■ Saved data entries
== == ==

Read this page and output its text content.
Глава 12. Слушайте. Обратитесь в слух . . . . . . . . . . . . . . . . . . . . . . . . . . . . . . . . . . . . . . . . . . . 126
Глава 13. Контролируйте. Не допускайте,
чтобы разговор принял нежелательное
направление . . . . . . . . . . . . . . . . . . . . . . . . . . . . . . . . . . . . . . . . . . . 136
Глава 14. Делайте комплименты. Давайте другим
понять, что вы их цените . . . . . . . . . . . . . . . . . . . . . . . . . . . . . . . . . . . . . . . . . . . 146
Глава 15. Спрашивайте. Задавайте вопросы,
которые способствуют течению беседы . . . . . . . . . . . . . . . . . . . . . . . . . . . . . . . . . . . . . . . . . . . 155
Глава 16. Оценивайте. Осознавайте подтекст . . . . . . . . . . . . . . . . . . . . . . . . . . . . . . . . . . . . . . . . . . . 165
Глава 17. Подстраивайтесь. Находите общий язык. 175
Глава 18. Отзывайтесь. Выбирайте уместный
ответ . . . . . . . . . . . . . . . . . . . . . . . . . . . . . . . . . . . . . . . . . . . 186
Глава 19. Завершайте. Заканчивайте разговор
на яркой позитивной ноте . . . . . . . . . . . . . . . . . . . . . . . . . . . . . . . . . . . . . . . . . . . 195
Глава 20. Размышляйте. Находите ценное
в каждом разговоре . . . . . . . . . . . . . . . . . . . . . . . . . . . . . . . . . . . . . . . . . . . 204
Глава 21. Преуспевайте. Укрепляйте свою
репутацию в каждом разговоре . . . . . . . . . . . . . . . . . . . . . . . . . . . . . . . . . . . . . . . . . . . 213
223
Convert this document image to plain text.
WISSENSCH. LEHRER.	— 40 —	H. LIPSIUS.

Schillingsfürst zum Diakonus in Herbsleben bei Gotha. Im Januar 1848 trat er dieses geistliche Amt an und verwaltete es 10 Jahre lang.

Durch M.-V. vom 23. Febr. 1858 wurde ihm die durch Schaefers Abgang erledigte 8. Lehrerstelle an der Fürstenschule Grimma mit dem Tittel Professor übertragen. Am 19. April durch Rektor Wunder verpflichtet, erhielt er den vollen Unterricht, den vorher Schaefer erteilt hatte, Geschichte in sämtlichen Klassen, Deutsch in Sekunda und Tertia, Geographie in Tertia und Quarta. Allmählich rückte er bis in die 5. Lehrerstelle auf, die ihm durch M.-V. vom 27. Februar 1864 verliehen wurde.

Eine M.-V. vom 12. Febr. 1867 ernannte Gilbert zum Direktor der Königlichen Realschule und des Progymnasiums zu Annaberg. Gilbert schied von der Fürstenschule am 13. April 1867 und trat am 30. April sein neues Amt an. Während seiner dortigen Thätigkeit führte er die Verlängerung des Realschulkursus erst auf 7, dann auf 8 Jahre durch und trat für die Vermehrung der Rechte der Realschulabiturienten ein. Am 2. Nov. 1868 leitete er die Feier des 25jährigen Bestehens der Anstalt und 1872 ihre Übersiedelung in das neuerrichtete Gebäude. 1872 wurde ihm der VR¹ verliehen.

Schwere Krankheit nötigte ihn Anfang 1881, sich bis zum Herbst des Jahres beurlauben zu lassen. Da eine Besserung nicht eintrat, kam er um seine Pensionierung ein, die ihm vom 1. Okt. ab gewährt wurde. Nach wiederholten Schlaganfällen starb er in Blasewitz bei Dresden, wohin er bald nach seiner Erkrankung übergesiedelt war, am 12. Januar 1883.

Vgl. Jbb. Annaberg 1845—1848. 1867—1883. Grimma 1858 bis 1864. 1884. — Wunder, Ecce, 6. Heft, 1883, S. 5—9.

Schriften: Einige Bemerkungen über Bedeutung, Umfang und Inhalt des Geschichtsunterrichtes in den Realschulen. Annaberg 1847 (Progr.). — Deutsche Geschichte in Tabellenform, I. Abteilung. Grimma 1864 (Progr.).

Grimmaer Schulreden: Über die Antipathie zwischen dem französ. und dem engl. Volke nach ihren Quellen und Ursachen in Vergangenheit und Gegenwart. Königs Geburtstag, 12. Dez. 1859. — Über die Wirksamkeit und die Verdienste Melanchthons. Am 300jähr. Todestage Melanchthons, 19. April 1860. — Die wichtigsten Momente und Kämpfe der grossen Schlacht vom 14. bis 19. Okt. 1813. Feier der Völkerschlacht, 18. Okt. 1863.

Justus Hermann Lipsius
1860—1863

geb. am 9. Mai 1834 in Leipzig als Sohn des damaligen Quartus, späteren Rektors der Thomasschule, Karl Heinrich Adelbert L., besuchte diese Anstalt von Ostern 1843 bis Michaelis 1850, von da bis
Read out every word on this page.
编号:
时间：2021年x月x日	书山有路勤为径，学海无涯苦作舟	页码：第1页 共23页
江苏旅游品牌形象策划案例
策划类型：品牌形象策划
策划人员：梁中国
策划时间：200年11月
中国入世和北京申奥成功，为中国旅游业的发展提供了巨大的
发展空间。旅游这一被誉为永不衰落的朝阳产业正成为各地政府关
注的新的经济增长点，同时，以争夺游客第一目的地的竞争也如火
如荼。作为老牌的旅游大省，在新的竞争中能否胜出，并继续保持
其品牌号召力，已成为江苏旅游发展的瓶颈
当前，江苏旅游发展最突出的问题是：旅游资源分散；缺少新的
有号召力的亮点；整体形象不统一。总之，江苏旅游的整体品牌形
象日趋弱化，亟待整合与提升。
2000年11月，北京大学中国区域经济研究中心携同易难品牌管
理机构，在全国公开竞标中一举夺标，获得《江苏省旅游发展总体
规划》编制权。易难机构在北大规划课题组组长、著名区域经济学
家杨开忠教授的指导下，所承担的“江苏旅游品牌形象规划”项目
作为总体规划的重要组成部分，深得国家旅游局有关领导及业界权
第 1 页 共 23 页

== == ==

■ GIVEN TASK
From the records above, extract every entry exactly as given.

■ SOLUTION
Read this page and output its text content.
Глава 12. Слушайте. Обратитесь в слух . . . . . . . . . . . . . . . . . . . . . . . . . . . . . . . . . . . . . . . . . . . 126
Глава 13. Контролируйте. Не допускайте,
чтобы разговор принял нежелательное
направление . . . . . . . . . . . . . . . . . . . . . . . . . . . . . . . . . . . . . . . . . . . 136
Глава 14. Делайте комплименты. Давайте другим
понять, что вы их цените . . . . . . . . . . . . . . . . . . . . . . . . . . . . . . . . . . . . . . . . . . . 146
Глава 15. Спрашивайте. Задавайте вопросы,
которые способствуют течению беседы . . . . . . . . . . . . . . . . . . . . . . . . . . . . . . . . . . . . . . . . . . . 155
Глава 16. Оценивайте. Осознавайте подтекст . . . . . . . . . . . . . . . . . . . . . . . . . . . . . . . . . . . . . . . . . . . 165
Глава 17. Подстраивайтесь. Находите общий язык. 175
Глава 18. Отзывайтесь. Выбирайте уместный
ответ . . . . . . . . . . . . . . . . . . . . . . . . . . . . . . . . . . . . . . . . . . . 186
Глава 19. Завершайте. Заканчивайте разговор
на яркой позитивной ноте . . . . . . . . . . . . . . . . . . . . . . . . . . . . . . . . . . . . . . . . . . . 195
Глава 20. Размышляйте. Находите ценное
в каждом разговоре . . . . . . . . . . . . . . . . . . . . . . . . . . . . . . . . . . . . . . . . . . . 204
Глава 21. Преуспевайте. Укрепляйте свою
репутацию в каждом разговоре . . . . . . . . . . . . . . . . . . . . . . . . . . . . . . . . . . . . . . . . . . . 213
223
Convert this document image to plain text.
WISSENSCH. LEHRER.	— 40 —	H. LIPSIUS.

Schillingsfürst zum Diakonus in Herbsleben bei Gotha. Im Januar 1848 trat er dieses geistliche Amt an und verwaltete es 10 Jahre lang.

Durch M.-V. vom 23. Febr. 1858 wurde ihm die durch Schaefers Abgang erledigte 8. Lehrerstelle an der Fürstenschule Grimma mit dem Tittel Professor übertragen. Am 19. April durch Rektor Wunder verpflichtet, erhielt er den vollen Unterricht, den vorher Schaefer erteilt hatte, Geschichte in sämtlichen Klassen, Deutsch in Sekunda und Tertia, Geographie in Tertia und Quarta. Allmählich rückte er bis in die 5. Lehrerstelle auf, die ihm durch M.-V. vom 27. Februar 1864 verliehen wurde.

Eine M.-V. vom 12. Febr. 1867 ernannte Gilbert zum Direktor der Königlichen Realschule und des Progymnasiums zu Annaberg. Gilbert schied von der Fürstenschule am 13. April 1867 und trat am 30. April sein neues Amt an. Während seiner dortigen Thätigkeit führte er die Verlängerung des Realschulkursus erst auf 7, dann auf 8 Jahre durch und trat für die Vermehrung der Rechte der Realschulabiturienten ein. Am 2. Nov. 1868 leitete er die Feier des 25jährigen Bestehens der Anstalt und 1872 ihre Übersiedelung in das neuerrichtete Gebäude. 1872 wurde ihm der VR¹ verliehen.

Schwere Krankheit nötigte ihn Anfang 1881, sich bis zum Herbst des Jahres beurlauben zu lassen. Da eine Besserung nicht eintrat, kam er um seine Pensionierung ein, die ihm vom 1. Okt. ab gewährt wurde. Nach wiederholten Schlaganfällen starb er in Blasewitz bei Dresden, wohin er bald nach seiner Erkrankung übergesiedelt war, am 12. Januar 1883.

Vgl. Jbb. Annaberg 1845—1848. 1867—1883. Grimma 1858 bis 1864. 1884. — Wunder, Ecce, 6. Heft, 1883, S. 5—9.

Schriften: Einige Bemerkungen über Bedeutung, Umfang und Inhalt des Geschichtsunterrichtes in den Realschulen. Annaberg 1847 (Progr.). — Deutsche Geschichte in Tabellenform, I. Abteilung. Grimma 1864 (Progr.).

Grimmaer Schulreden: Über die Antipathie zwischen dem französ. und dem engl. Volke nach ihren Quellen und Ursachen in Vergangenheit und Gegenwart. Königs Geburtstag, 12. Dez. 1859. — Über die Wirksamkeit und die Verdienste Melanchthons. Am 300jähr. Todestage Melanchthons, 19. April 1860. — Die wichtigsten Momente und Kämpfe der grossen Schlacht vom 14. bis 19. Okt. 1813. Feier der Völkerschlacht, 18. Okt. 1863.

Justus Hermann Lipsius
1860—1863

geb. am 9. Mai 1834 in Leipzig als Sohn des damaligen Quartus, späteren Rektors der Thomasschule, Karl Heinrich Adelbert L., besuchte diese Anstalt von Ostern 1843 bis Michaelis 1850, von da bis
Read out every word on this page.
编号:
时间：2021年x月x日	书山有路勤为径，学海无涯苦作舟	页码：第1页 共23页
江苏旅游品牌形象策划案例
策划类型：品牌形象策划
策划人员：梁中国
策划时间：200年11月
中国入世和北京申奥成功，为中国旅游业的发展提供了巨大的
发展空间。旅游这一被誉为永不衰落的朝阳产业正成为各地政府关
注的新的经济增长点，同时，以争夺游客第一目的地的竞争也如火
如荼。作为老牌的旅游大省，在新的竞争中能否胜出，并继续保持
其品牌号召力，已成为江苏旅游发展的瓶颈
当前，江苏旅游发展最突出的问题是：旅游资源分散；缺少新的
有号召力的亮点；整体形象不统一。总之，江苏旅游的整体品牌形
象日趋弱化，亟待整合与提升。
2000年11月，北京大学中国区域经济研究中心携同易难品牌管
理机构，在全国公开竞标中一举夺标，获得《江苏省旅游发展总体
规划》编制权。易难机构在北大规划课题组组长、著名区域经济学
家杨开忠教授的指导下，所承担的“江苏旅游品牌形象规划”项目
作为总体规划的重要组成部分，深得国家旅游局有关领导及业界权
第 1 页 共 23 页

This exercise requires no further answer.